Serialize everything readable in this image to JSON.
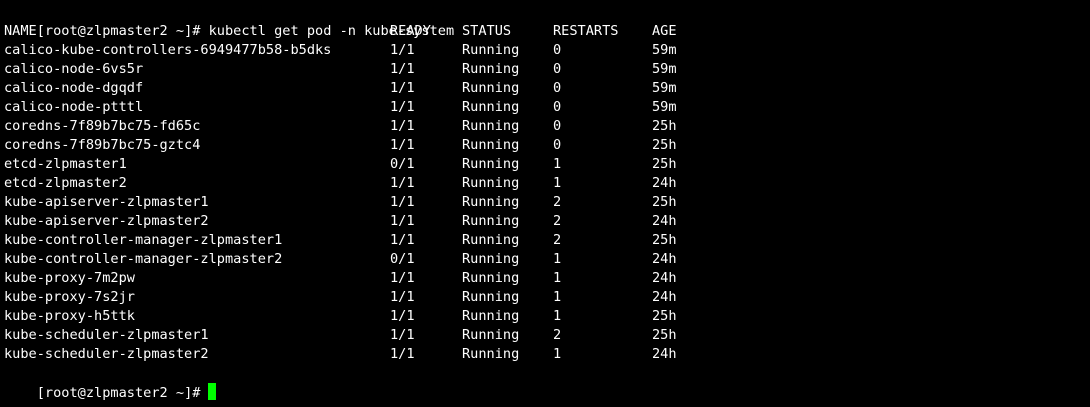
{
  "terminal": {
    "prompt": "[root@zlpmaster2 ~]#",
    "command": " kubectl get pod -n kube-system",
    "colors": {
      "background": "#000000",
      "foreground": "#ffffff",
      "cursor": "#00ff00"
    },
    "table": {
      "headers": [
        "NAME",
        "READY",
        "STATUS",
        "RESTARTS",
        "AGE"
      ],
      "rows": [
        [
          "calico-kube-controllers-6949477b58-b5dks",
          "1/1",
          "Running",
          "0",
          "59m"
        ],
        [
          "calico-node-6vs5r",
          "1/1",
          "Running",
          "0",
          "59m"
        ],
        [
          "calico-node-dgqdf",
          "1/1",
          "Running",
          "0",
          "59m"
        ],
        [
          "calico-node-ptttl",
          "1/1",
          "Running",
          "0",
          "59m"
        ],
        [
          "coredns-7f89b7bc75-fd65c",
          "1/1",
          "Running",
          "0",
          "25h"
        ],
        [
          "coredns-7f89b7bc75-gztc4",
          "1/1",
          "Running",
          "0",
          "25h"
        ],
        [
          "etcd-zlpmaster1",
          "0/1",
          "Running",
          "1",
          "25h"
        ],
        [
          "etcd-zlpmaster2",
          "1/1",
          "Running",
          "1",
          "24h"
        ],
        [
          "kube-apiserver-zlpmaster1",
          "1/1",
          "Running",
          "2",
          "25h"
        ],
        [
          "kube-apiserver-zlpmaster2",
          "1/1",
          "Running",
          "2",
          "24h"
        ],
        [
          "kube-controller-manager-zlpmaster1",
          "1/1",
          "Running",
          "2",
          "25h"
        ],
        [
          "kube-controller-manager-zlpmaster2",
          "0/1",
          "Running",
          "1",
          "24h"
        ],
        [
          "kube-proxy-7m2pw",
          "1/1",
          "Running",
          "1",
          "24h"
        ],
        [
          "kube-proxy-7s2jr",
          "1/1",
          "Running",
          "1",
          "24h"
        ],
        [
          "kube-proxy-h5ttk",
          "1/1",
          "Running",
          "1",
          "25h"
        ],
        [
          "kube-scheduler-zlpmaster1",
          "1/1",
          "Running",
          "2",
          "25h"
        ],
        [
          "kube-scheduler-zlpmaster2",
          "1/1",
          "Running",
          "1",
          "24h"
        ]
      ]
    },
    "final_prompt": "[root@zlpmaster2 ~]#"
  }
}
____________________
Copy every line above word for word and exclude the pictures.

The answer ::
Serialize everything readable in this image to JSON.
{
  "terminal": {
    "prompt": "[root@zlpmaster2 ~]#",
    "command": " kubectl get pod -n kube-system",
    "colors": {
      "background": "#000000",
      "foreground": "#ffffff",
      "cursor": "#00ff00"
    },
    "table": {
      "headers": [
        "NAME",
        "READY",
        "STATUS",
        "RESTARTS",
        "AGE"
      ],
      "rows": [
        [
          "calico-kube-controllers-6949477b58-b5dks",
          "1/1",
          "Running",
          "0",
          "59m"
        ],
        [
          "calico-node-6vs5r",
          "1/1",
          "Running",
          "0",
          "59m"
        ],
        [
          "calico-node-dgqdf",
          "1/1",
          "Running",
          "0",
          "59m"
        ],
        [
          "calico-node-ptttl",
          "1/1",
          "Running",
          "0",
          "59m"
        ],
        [
          "coredns-7f89b7bc75-fd65c",
          "1/1",
          "Running",
          "0",
          "25h"
        ],
        [
          "coredns-7f89b7bc75-gztc4",
          "1/1",
          "Running",
          "0",
          "25h"
        ],
        [
          "etcd-zlpmaster1",
          "0/1",
          "Running",
          "1",
          "25h"
        ],
        [
          "etcd-zlpmaster2",
          "1/1",
          "Running",
          "1",
          "24h"
        ],
        [
          "kube-apiserver-zlpmaster1",
          "1/1",
          "Running",
          "2",
          "25h"
        ],
        [
          "kube-apiserver-zlpmaster2",
          "1/1",
          "Running",
          "2",
          "24h"
        ],
        [
          "kube-controller-manager-zlpmaster1",
          "1/1",
          "Running",
          "2",
          "25h"
        ],
        [
          "kube-controller-manager-zlpmaster2",
          "0/1",
          "Running",
          "1",
          "24h"
        ],
        [
          "kube-proxy-7m2pw",
          "1/1",
          "Running",
          "1",
          "24h"
        ],
        [
          "kube-proxy-7s2jr",
          "1/1",
          "Running",
          "1",
          "24h"
        ],
        [
          "kube-proxy-h5ttk",
          "1/1",
          "Running",
          "1",
          "25h"
        ],
        [
          "kube-scheduler-zlpmaster1",
          "1/1",
          "Running",
          "2",
          "25h"
        ],
        [
          "kube-scheduler-zlpmaster2",
          "1/1",
          "Running",
          "1",
          "24h"
        ]
      ]
    },
    "final_prompt": "[root@zlpmaster2 ~]#"
  }
}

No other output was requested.